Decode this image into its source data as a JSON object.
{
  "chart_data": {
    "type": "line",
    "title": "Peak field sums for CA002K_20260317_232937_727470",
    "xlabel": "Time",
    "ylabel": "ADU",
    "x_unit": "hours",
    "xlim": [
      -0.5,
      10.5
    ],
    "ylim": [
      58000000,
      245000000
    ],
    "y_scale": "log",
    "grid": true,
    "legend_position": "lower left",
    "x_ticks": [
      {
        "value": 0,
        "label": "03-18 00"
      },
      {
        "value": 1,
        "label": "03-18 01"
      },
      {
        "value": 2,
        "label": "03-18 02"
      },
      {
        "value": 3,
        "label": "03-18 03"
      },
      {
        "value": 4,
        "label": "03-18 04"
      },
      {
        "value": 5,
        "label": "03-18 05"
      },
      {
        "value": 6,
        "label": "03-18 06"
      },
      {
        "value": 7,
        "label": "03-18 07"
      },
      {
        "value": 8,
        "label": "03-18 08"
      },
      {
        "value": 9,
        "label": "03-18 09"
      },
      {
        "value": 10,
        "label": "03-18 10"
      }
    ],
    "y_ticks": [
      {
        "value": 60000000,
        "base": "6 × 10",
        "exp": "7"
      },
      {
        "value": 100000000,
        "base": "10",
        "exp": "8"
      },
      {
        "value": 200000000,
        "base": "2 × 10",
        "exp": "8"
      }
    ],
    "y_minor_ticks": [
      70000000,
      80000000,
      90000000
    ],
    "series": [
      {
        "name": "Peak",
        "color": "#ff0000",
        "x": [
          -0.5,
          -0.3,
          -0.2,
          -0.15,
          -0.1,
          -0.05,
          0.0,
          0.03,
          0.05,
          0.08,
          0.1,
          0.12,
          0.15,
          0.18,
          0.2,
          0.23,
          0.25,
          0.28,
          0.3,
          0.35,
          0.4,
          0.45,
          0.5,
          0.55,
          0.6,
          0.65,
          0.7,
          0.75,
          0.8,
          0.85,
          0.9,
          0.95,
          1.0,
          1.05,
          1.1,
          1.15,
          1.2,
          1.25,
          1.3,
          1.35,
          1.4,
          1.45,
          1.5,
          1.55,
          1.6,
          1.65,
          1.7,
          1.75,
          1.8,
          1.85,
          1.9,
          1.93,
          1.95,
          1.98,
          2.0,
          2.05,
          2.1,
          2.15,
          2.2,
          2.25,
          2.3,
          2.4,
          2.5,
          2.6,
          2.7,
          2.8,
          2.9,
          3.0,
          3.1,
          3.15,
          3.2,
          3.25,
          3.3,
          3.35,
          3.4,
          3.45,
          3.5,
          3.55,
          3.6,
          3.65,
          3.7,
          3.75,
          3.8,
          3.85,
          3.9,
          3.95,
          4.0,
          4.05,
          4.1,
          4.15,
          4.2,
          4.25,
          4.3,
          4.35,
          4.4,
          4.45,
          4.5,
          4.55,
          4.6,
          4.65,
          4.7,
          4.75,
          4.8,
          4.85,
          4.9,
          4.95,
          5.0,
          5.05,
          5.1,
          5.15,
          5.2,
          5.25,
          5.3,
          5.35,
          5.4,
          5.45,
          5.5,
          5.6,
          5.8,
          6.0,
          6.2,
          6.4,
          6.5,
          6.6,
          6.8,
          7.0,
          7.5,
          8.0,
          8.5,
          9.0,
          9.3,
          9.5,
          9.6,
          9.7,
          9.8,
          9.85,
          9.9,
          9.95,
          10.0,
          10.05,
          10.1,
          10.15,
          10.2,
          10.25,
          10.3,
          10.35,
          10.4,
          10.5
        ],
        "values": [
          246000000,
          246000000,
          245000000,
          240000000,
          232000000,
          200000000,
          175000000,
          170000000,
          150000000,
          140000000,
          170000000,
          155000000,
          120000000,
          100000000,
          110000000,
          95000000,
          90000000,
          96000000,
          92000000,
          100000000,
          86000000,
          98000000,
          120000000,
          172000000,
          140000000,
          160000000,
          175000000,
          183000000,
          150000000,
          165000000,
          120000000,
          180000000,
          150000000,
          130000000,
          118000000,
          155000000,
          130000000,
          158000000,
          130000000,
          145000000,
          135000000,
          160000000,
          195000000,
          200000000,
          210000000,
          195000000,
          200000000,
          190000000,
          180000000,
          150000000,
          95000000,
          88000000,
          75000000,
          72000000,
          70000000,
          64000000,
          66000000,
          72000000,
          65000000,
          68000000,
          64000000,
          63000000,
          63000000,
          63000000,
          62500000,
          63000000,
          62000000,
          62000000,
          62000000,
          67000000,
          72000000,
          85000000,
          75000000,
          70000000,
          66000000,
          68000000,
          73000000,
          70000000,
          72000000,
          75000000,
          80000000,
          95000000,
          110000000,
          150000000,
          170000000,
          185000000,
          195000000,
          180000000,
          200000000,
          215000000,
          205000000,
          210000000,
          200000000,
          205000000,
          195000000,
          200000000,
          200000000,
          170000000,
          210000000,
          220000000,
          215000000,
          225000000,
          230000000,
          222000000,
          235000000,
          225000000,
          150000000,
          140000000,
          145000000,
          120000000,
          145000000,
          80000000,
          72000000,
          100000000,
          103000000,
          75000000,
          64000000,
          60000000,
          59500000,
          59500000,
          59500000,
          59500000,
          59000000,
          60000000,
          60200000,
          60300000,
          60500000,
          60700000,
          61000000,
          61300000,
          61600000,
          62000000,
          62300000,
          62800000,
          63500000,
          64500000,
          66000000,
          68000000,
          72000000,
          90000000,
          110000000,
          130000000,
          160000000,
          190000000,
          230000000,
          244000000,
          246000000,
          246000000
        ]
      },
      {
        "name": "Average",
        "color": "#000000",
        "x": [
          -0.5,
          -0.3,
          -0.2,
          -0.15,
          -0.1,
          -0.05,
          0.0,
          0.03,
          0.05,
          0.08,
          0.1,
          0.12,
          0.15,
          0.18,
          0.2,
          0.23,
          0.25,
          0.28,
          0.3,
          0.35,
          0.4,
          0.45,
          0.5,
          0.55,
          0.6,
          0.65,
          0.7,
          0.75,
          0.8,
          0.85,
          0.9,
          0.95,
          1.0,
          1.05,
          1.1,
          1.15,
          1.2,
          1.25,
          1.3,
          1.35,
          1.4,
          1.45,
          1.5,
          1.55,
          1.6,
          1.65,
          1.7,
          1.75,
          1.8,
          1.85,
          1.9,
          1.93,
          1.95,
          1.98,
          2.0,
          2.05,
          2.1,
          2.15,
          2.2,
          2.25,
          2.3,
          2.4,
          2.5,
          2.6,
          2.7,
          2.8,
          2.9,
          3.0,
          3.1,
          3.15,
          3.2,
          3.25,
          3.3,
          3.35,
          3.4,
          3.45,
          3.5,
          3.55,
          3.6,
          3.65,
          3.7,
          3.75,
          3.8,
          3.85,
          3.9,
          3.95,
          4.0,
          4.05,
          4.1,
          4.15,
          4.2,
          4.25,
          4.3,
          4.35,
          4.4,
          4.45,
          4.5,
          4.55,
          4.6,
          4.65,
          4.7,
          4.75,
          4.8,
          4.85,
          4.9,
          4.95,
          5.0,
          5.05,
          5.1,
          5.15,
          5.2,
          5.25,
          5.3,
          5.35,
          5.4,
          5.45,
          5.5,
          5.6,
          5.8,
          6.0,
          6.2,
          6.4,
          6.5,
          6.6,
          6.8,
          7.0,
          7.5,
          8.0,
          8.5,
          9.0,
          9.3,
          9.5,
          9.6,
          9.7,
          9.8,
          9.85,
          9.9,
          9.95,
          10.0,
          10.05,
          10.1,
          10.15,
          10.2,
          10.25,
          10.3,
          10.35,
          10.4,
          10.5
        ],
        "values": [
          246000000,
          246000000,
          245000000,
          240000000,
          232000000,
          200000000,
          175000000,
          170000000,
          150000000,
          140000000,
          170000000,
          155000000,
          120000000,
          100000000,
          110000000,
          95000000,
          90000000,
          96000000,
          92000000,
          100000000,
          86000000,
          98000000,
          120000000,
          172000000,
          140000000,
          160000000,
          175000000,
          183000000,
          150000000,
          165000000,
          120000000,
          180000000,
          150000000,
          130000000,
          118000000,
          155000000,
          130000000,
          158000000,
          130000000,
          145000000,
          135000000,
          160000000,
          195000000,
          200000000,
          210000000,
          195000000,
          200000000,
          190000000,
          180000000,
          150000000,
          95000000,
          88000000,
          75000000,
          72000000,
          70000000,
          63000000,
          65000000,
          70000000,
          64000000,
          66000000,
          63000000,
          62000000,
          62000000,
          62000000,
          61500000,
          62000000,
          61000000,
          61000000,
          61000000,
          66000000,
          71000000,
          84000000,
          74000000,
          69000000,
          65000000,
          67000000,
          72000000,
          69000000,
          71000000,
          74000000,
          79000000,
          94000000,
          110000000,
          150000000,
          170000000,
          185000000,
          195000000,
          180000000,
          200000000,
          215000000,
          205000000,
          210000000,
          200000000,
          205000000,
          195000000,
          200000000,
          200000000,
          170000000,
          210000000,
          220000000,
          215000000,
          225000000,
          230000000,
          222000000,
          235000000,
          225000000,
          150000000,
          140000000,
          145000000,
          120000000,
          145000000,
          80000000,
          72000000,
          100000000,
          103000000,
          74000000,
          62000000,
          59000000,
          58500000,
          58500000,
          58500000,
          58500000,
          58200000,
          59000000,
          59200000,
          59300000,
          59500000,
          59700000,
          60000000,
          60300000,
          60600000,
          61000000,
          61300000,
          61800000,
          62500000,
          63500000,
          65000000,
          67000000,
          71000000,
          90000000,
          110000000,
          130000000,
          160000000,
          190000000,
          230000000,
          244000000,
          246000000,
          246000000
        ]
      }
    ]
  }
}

━━━

Required work: Identify each line in the records above containing the word "Peak"; copy those lines.

Answer in full:
    "title": "Peak field sums for CA002K_20260317_232937_727470",
        "name": "Peak",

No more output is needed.